(begin)

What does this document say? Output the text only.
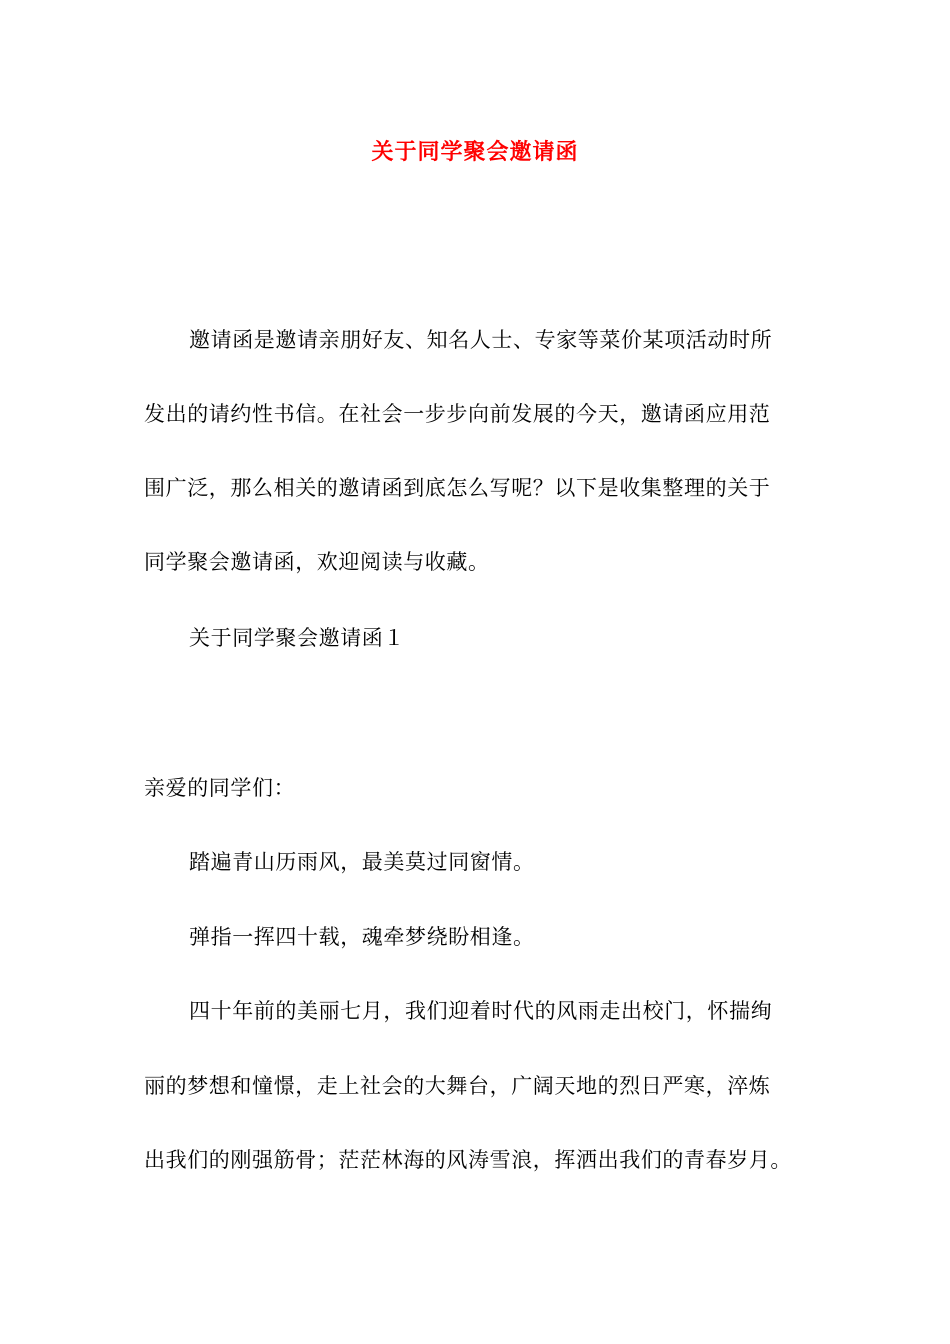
关于同学聚会邀请函
邀请函是邀请亲朋好友、知名人士、专家等菜价某项活动时所
发出的请约性书信。在社会一步步向前发展的今天，邀请函应用范
围广泛，那么相关的邀请函到底怎么写呢？以下是收集整理的关于
同学聚会邀请函，欢迎阅读与收藏。
关于同学聚会邀请函１
亲爱的同学们：
踏遍青山历雨风，最美莫过同窗情。
弹指一挥四十载，魂牵梦绕盼相逢。
四十年前的美丽七月，我们迎着时代的风雨走出校门，怀揣绚
丽的梦想和憧憬，走上社会的大舞台，广阔天地的烈日严寒，淬炼
出我们的刚强筋骨；茫茫林海的风涛雪浪，挥洒出我们的青春岁月。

(end)

- **Task objective**: Print the records word for word and exclude any picture they hold.

- **Correct answer**:
What does this document say? Output the text only.
关于同学聚会邀请函
邀请函是邀请亲朋好友、知名人士、专家等菜价某项活动时所
发出的请约性书信。在社会一步步向前发展的今天，邀请函应用范
围广泛，那么相关的邀请函到底怎么写呢？以下是收集整理的关于
同学聚会邀请函，欢迎阅读与收藏。
关于同学聚会邀请函１
亲爱的同学们：
踏遍青山历雨风，最美莫过同窗情。
弹指一挥四十载，魂牵梦绕盼相逢。
四十年前的美丽七月，我们迎着时代的风雨走出校门，怀揣绚
丽的梦想和憧憬，走上社会的大舞台，广阔天地的烈日严寒，淬炼
出我们的刚强筋骨；茫茫林海的风涛雪浪，挥洒出我们的青春岁月。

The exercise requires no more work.